Problem to work on | Exactly as written, retype the listing below, omitting the pictures.

* start Data provided *

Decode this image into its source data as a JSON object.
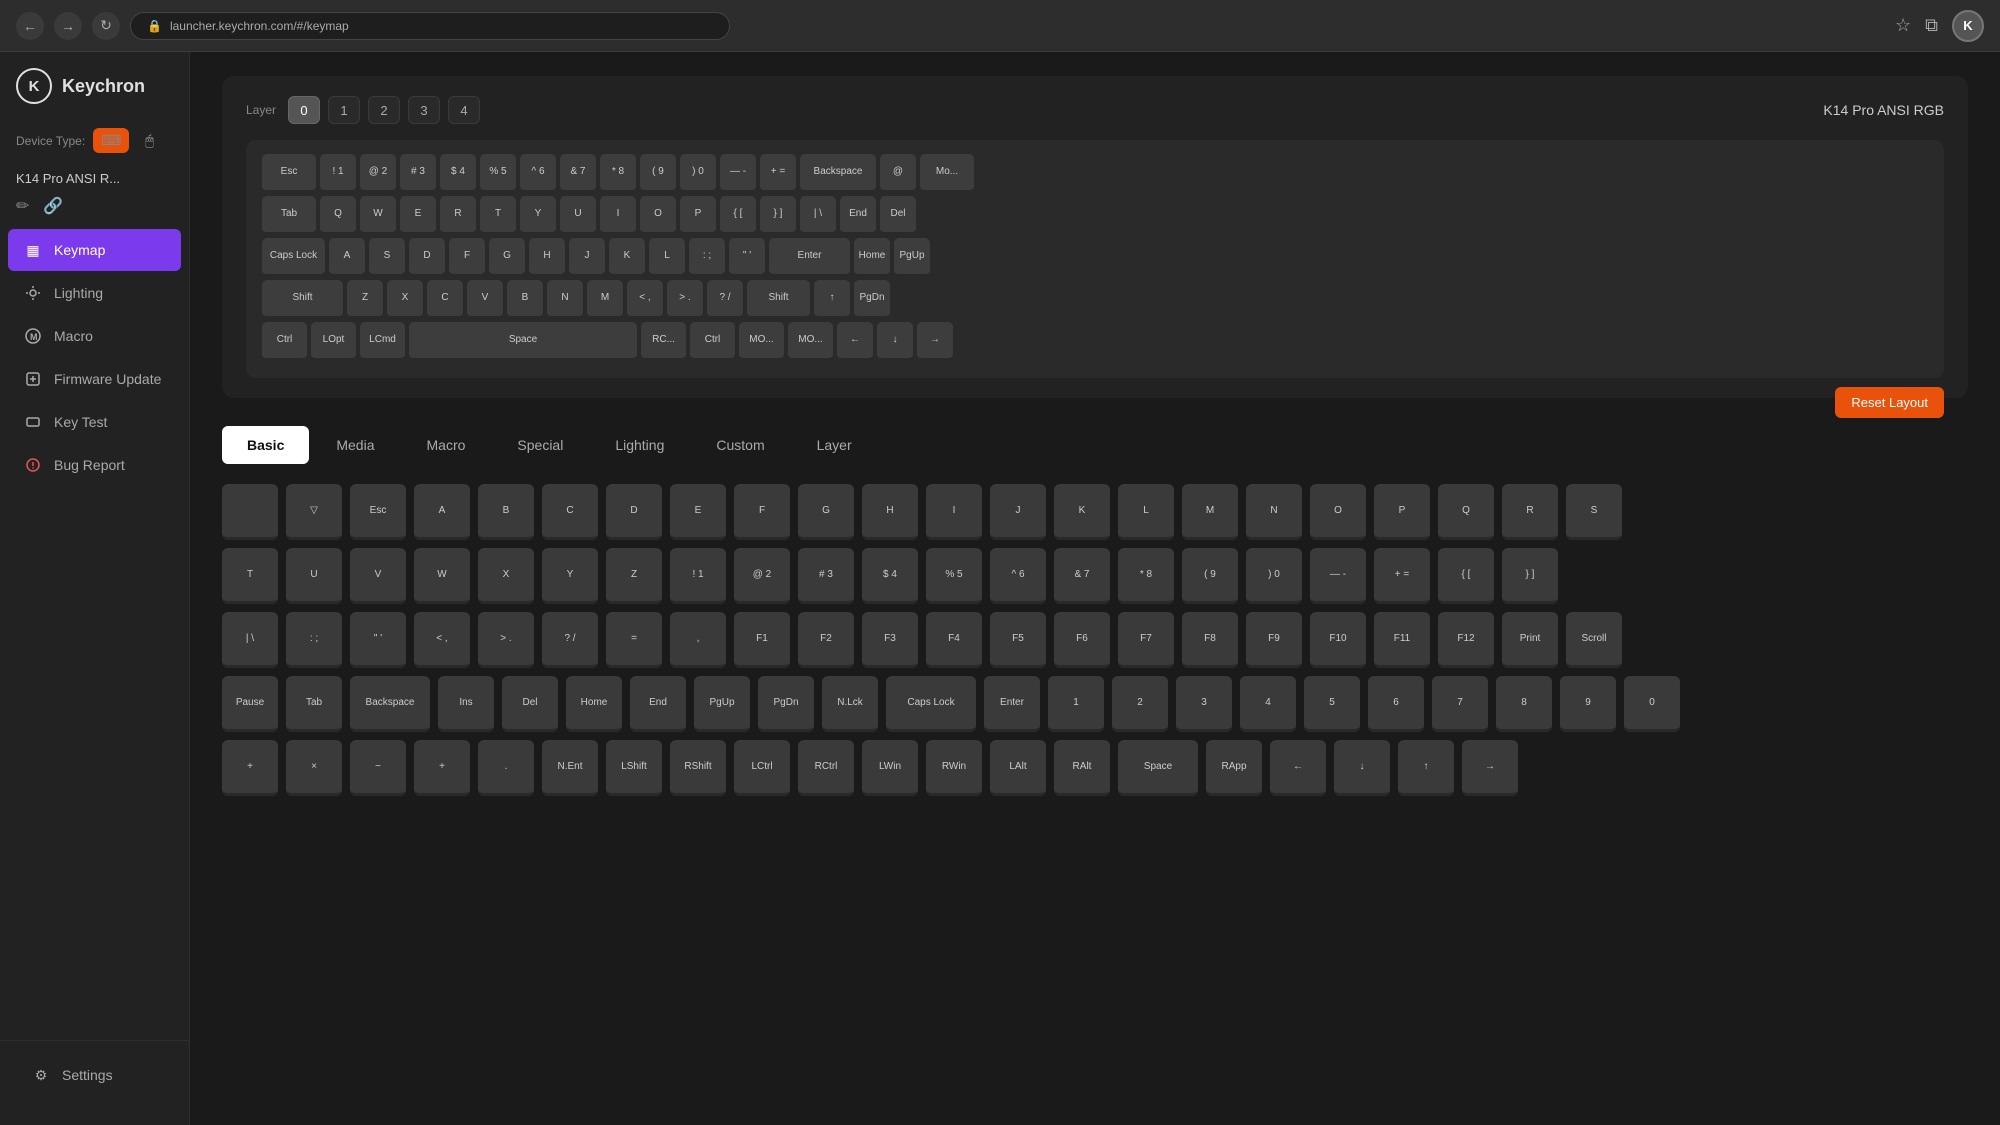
{
  "browser": {
    "url": "launcher.keychron.com/#/keymap",
    "back_icon": "←",
    "forward_icon": "→",
    "refresh_icon": "↻",
    "star_icon": "☆",
    "extensions_icon": "⧉",
    "avatar_text": "K"
  },
  "sidebar": {
    "logo_text": "Keychron",
    "logo_icon": "K",
    "device_type_label": "Device Type:",
    "device_name": "K14 Pro ANSI R...",
    "nav_items": [
      {
        "id": "keymap",
        "label": "Keymap",
        "icon": "▦",
        "active": true
      },
      {
        "id": "lighting",
        "label": "Lighting",
        "icon": "○"
      },
      {
        "id": "macro",
        "label": "Macro",
        "icon": "M"
      },
      {
        "id": "firmware",
        "label": "Firmware Update",
        "icon": "⬡"
      },
      {
        "id": "keytest",
        "label": "Key Test",
        "icon": "⬡"
      },
      {
        "id": "bugreport",
        "label": "Bug Report",
        "icon": "⬡"
      }
    ],
    "settings_label": "Settings",
    "settings_icon": "⚙"
  },
  "keyboard": {
    "layer_label": "Layer",
    "layers": [
      "0",
      "1",
      "2",
      "3",
      "4"
    ],
    "active_layer": "0",
    "title": "K14 Pro ANSI RGB",
    "reset_button": "Reset Layout",
    "rows": [
      [
        "Esc",
        "! 1",
        "@ 2",
        "# 3",
        "$ 4",
        "% 5",
        "^ 6",
        "& 7",
        "* 8",
        "( 9",
        ") 0",
        "— -",
        "+ =",
        "Backspace",
        "@",
        "Mo..."
      ],
      [
        "Tab",
        "Q",
        "W",
        "E",
        "R",
        "T",
        "Y",
        "U",
        "I",
        "O",
        "P",
        "{ [",
        "} ]",
        "| \\",
        "End",
        "Del"
      ],
      [
        "Caps Lock",
        "A",
        "S",
        "D",
        "F",
        "G",
        "H",
        "J",
        "K",
        "L",
        ": ;",
        "\" '",
        "Enter",
        "Home",
        "PgUp"
      ],
      [
        "Shift",
        "Z",
        "X",
        "C",
        "V",
        "B",
        "N",
        "M",
        "< ,",
        "> .",
        "? /",
        "Shift",
        "↑",
        "PgDn"
      ],
      [
        "Ctrl",
        "LOpt",
        "LCmd",
        "Space",
        "RC...",
        "Ctrl",
        "MO...",
        "MO...",
        "←",
        "↓",
        "→"
      ]
    ]
  },
  "keycode_panel": {
    "tabs": [
      {
        "id": "basic",
        "label": "Basic",
        "active": true
      },
      {
        "id": "media",
        "label": "Media"
      },
      {
        "id": "macro",
        "label": "Macro"
      },
      {
        "id": "special",
        "label": "Special"
      },
      {
        "id": "lighting",
        "label": "Lighting"
      },
      {
        "id": "custom",
        "label": "Custom"
      },
      {
        "id": "layer",
        "label": "Layer"
      }
    ],
    "rows": [
      [
        "",
        "▽",
        "Esc",
        "A",
        "B",
        "C",
        "D",
        "E",
        "F",
        "G",
        "H",
        "I",
        "J",
        "K",
        "L",
        "M",
        "N",
        "O",
        "P",
        "Q",
        "R",
        "S"
      ],
      [
        "T",
        "U",
        "V",
        "W",
        "X",
        "Y",
        "Z",
        "! 1",
        "@ 2",
        "# 3",
        "$ 4",
        "% 5",
        "^ 6",
        "& 7",
        "* 8",
        "( 9",
        ") 0",
        "— -",
        "+ =",
        "{ [",
        "} ]"
      ],
      [
        "| \\",
        ": ;",
        "\" '",
        "< ,",
        "> .",
        "? /",
        "=",
        ",",
        "F1",
        "F2",
        "F3",
        "F4",
        "F5",
        "F6",
        "F7",
        "F8",
        "F9",
        "F10",
        "F11",
        "F12",
        "Print",
        "Scroll"
      ],
      [
        "Pause",
        "Tab",
        "Backspace",
        "Ins",
        "Del",
        "Home",
        "End",
        "PgUp",
        "PgDn",
        "N.Lck",
        "Caps Lock",
        "Enter",
        "1",
        "2",
        "3",
        "4",
        "5",
        "6",
        "7",
        "8",
        "9",
        "0"
      ],
      [
        "+",
        "×",
        "−",
        "+",
        ".",
        "N.Ent",
        "LShift",
        "RShift",
        "LCtrl",
        "RCtrl",
        "LWin",
        "RWin",
        "LAlt",
        "RAlt",
        "Space",
        "RApp",
        "←",
        "↓",
        "↑",
        "→"
      ]
    ]
  }
}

* end Data provided *

Output for this exercise |
Decode this image into its source data as a JSON object.
{
  "browser": {
    "url": "launcher.keychron.com/#/keymap",
    "back_icon": "←",
    "forward_icon": "→",
    "refresh_icon": "↻",
    "star_icon": "☆",
    "extensions_icon": "⧉",
    "avatar_text": "K"
  },
  "sidebar": {
    "logo_text": "Keychron",
    "logo_icon": "K",
    "device_type_label": "Device Type:",
    "device_name": "K14 Pro ANSI R...",
    "nav_items": [
      {
        "id": "keymap",
        "label": "Keymap",
        "icon": "▦",
        "active": true
      },
      {
        "id": "lighting",
        "label": "Lighting",
        "icon": "○"
      },
      {
        "id": "macro",
        "label": "Macro",
        "icon": "M"
      },
      {
        "id": "firmware",
        "label": "Firmware Update",
        "icon": "⬡"
      },
      {
        "id": "keytest",
        "label": "Key Test",
        "icon": "⬡"
      },
      {
        "id": "bugreport",
        "label": "Bug Report",
        "icon": "⬡"
      }
    ],
    "settings_label": "Settings",
    "settings_icon": "⚙"
  },
  "keyboard": {
    "layer_label": "Layer",
    "layers": [
      "0",
      "1",
      "2",
      "3",
      "4"
    ],
    "active_layer": "0",
    "title": "K14 Pro ANSI RGB",
    "reset_button": "Reset Layout",
    "rows": [
      [
        "Esc",
        "! 1",
        "@ 2",
        "# 3",
        "$ 4",
        "% 5",
        "^ 6",
        "& 7",
        "* 8",
        "( 9",
        ") 0",
        "— -",
        "+ =",
        "Backspace",
        "@",
        "Mo..."
      ],
      [
        "Tab",
        "Q",
        "W",
        "E",
        "R",
        "T",
        "Y",
        "U",
        "I",
        "O",
        "P",
        "{ [",
        "} ]",
        "| \\",
        "End",
        "Del"
      ],
      [
        "Caps Lock",
        "A",
        "S",
        "D",
        "F",
        "G",
        "H",
        "J",
        "K",
        "L",
        ": ;",
        "\" '",
        "Enter",
        "Home",
        "PgUp"
      ],
      [
        "Shift",
        "Z",
        "X",
        "C",
        "V",
        "B",
        "N",
        "M",
        "< ,",
        "> .",
        "? /",
        "Shift",
        "↑",
        "PgDn"
      ],
      [
        "Ctrl",
        "LOpt",
        "LCmd",
        "Space",
        "RC...",
        "Ctrl",
        "MO...",
        "MO...",
        "←",
        "↓",
        "→"
      ]
    ]
  },
  "keycode_panel": {
    "tabs": [
      {
        "id": "basic",
        "label": "Basic",
        "active": true
      },
      {
        "id": "media",
        "label": "Media"
      },
      {
        "id": "macro",
        "label": "Macro"
      },
      {
        "id": "special",
        "label": "Special"
      },
      {
        "id": "lighting",
        "label": "Lighting"
      },
      {
        "id": "custom",
        "label": "Custom"
      },
      {
        "id": "layer",
        "label": "Layer"
      }
    ],
    "rows": [
      [
        "",
        "▽",
        "Esc",
        "A",
        "B",
        "C",
        "D",
        "E",
        "F",
        "G",
        "H",
        "I",
        "J",
        "K",
        "L",
        "M",
        "N",
        "O",
        "P",
        "Q",
        "R",
        "S"
      ],
      [
        "T",
        "U",
        "V",
        "W",
        "X",
        "Y",
        "Z",
        "! 1",
        "@ 2",
        "# 3",
        "$ 4",
        "% 5",
        "^ 6",
        "& 7",
        "* 8",
        "( 9",
        ") 0",
        "— -",
        "+ =",
        "{ [",
        "} ]"
      ],
      [
        "| \\",
        ": ;",
        "\" '",
        "< ,",
        "> .",
        "? /",
        "=",
        ",",
        "F1",
        "F2",
        "F3",
        "F4",
        "F5",
        "F6",
        "F7",
        "F8",
        "F9",
        "F10",
        "F11",
        "F12",
        "Print",
        "Scroll"
      ],
      [
        "Pause",
        "Tab",
        "Backspace",
        "Ins",
        "Del",
        "Home",
        "End",
        "PgUp",
        "PgDn",
        "N.Lck",
        "Caps Lock",
        "Enter",
        "1",
        "2",
        "3",
        "4",
        "5",
        "6",
        "7",
        "8",
        "9",
        "0"
      ],
      [
        "+",
        "×",
        "−",
        "+",
        ".",
        "N.Ent",
        "LShift",
        "RShift",
        "LCtrl",
        "RCtrl",
        "LWin",
        "RWin",
        "LAlt",
        "RAlt",
        "Space",
        "RApp",
        "←",
        "↓",
        "↑",
        "→"
      ]
    ]
  }
}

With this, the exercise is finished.